--- LISTING ---

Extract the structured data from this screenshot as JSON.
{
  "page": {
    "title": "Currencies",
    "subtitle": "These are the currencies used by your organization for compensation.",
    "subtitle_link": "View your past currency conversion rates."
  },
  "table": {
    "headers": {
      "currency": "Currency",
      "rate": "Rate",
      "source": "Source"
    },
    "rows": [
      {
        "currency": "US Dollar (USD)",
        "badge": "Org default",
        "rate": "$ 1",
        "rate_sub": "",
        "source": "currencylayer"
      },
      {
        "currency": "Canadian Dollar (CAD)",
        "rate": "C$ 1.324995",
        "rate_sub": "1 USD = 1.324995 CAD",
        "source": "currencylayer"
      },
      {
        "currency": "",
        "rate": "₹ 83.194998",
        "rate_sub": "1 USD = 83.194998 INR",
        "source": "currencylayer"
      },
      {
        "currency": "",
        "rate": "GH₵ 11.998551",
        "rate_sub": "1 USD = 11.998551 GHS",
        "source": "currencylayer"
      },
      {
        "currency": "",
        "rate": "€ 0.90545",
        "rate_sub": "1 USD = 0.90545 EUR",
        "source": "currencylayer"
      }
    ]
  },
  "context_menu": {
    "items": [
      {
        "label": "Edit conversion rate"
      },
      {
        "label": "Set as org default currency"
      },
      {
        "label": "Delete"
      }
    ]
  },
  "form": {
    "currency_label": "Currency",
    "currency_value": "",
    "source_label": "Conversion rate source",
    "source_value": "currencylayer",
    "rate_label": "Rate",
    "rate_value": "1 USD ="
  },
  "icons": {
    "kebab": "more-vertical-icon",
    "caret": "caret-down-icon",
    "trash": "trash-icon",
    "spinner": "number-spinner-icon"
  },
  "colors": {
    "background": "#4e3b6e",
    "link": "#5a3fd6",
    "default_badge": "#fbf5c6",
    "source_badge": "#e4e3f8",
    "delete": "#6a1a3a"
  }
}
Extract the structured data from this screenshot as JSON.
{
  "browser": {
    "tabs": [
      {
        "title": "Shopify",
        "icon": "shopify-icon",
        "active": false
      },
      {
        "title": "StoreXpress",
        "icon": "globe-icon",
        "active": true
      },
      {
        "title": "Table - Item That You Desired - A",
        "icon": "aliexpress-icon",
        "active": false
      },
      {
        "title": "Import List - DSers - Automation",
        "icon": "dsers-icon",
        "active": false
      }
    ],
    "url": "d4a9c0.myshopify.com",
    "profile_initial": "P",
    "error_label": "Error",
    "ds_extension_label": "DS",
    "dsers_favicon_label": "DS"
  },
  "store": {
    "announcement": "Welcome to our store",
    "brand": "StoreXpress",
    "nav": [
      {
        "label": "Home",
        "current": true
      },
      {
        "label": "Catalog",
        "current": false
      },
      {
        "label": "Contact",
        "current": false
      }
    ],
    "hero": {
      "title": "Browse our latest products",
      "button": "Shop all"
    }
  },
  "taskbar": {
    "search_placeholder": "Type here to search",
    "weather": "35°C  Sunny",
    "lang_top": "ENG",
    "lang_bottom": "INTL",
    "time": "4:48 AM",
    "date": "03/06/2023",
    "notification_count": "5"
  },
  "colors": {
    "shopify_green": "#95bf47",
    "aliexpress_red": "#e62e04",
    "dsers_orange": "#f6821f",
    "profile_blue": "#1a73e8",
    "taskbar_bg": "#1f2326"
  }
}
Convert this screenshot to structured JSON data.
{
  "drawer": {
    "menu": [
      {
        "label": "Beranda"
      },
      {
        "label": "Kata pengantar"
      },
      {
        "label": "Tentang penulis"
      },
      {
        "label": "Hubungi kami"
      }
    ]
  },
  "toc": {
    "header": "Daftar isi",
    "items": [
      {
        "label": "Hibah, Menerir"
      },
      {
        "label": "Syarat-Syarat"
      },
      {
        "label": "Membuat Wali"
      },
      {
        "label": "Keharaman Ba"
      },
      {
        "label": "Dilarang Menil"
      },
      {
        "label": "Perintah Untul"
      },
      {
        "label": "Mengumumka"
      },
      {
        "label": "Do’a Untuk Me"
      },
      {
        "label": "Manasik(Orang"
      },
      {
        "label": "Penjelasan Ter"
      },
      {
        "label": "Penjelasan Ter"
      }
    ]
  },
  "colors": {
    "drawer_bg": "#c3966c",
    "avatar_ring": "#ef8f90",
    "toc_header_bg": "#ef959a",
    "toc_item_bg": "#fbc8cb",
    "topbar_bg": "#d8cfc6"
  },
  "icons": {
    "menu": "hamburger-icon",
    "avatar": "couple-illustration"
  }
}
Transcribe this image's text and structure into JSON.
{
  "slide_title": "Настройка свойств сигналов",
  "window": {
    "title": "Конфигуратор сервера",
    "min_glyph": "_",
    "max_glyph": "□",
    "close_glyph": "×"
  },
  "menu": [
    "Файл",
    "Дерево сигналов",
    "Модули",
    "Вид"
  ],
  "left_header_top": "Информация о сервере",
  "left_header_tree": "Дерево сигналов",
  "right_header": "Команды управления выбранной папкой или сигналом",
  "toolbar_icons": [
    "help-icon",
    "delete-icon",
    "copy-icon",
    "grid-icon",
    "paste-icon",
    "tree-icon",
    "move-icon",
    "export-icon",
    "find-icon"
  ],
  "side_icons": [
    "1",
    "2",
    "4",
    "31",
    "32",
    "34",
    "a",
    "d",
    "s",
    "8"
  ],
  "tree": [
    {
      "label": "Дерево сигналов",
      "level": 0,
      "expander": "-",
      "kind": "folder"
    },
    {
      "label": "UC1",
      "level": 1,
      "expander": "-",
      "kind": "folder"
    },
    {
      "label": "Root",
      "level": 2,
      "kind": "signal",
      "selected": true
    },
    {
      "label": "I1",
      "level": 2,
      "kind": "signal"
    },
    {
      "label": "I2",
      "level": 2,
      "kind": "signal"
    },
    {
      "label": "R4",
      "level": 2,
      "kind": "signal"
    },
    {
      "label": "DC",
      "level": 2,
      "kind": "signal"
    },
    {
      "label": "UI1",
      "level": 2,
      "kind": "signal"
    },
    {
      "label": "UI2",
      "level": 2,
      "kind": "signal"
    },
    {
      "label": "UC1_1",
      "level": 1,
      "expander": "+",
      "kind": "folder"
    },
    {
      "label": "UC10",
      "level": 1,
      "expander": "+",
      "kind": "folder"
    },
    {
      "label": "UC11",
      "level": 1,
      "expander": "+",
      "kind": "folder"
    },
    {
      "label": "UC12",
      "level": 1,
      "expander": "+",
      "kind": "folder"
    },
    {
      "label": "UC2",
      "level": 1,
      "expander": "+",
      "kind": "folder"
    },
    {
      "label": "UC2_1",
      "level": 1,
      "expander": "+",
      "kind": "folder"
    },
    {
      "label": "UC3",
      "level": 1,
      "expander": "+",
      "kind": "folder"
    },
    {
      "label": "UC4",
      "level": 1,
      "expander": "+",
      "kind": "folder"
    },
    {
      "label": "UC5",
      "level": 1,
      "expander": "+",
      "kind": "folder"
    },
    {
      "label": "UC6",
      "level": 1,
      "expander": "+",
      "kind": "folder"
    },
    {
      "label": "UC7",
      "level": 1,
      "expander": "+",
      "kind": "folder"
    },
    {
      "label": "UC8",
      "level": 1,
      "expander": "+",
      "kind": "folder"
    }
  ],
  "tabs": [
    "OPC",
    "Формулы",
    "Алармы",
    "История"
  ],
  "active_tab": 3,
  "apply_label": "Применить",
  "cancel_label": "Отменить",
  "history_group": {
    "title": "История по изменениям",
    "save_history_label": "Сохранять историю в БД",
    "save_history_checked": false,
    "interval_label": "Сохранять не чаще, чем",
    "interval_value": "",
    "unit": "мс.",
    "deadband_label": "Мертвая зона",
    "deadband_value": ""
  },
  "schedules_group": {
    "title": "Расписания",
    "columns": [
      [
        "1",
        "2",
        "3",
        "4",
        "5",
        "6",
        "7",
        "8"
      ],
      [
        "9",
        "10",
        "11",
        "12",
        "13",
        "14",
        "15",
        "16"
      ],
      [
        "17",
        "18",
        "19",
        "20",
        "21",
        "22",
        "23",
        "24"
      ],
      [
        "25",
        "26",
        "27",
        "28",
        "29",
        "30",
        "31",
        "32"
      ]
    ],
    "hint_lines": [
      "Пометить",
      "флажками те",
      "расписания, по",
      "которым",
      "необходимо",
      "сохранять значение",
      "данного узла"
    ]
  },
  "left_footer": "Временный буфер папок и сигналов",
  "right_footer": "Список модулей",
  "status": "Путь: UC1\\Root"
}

---

Show each line holding the word "Dollar".

TASK RESPONSE:
        "currency": "US Dollar (USD)",
        "currency": "Canadian Dollar (CAD)",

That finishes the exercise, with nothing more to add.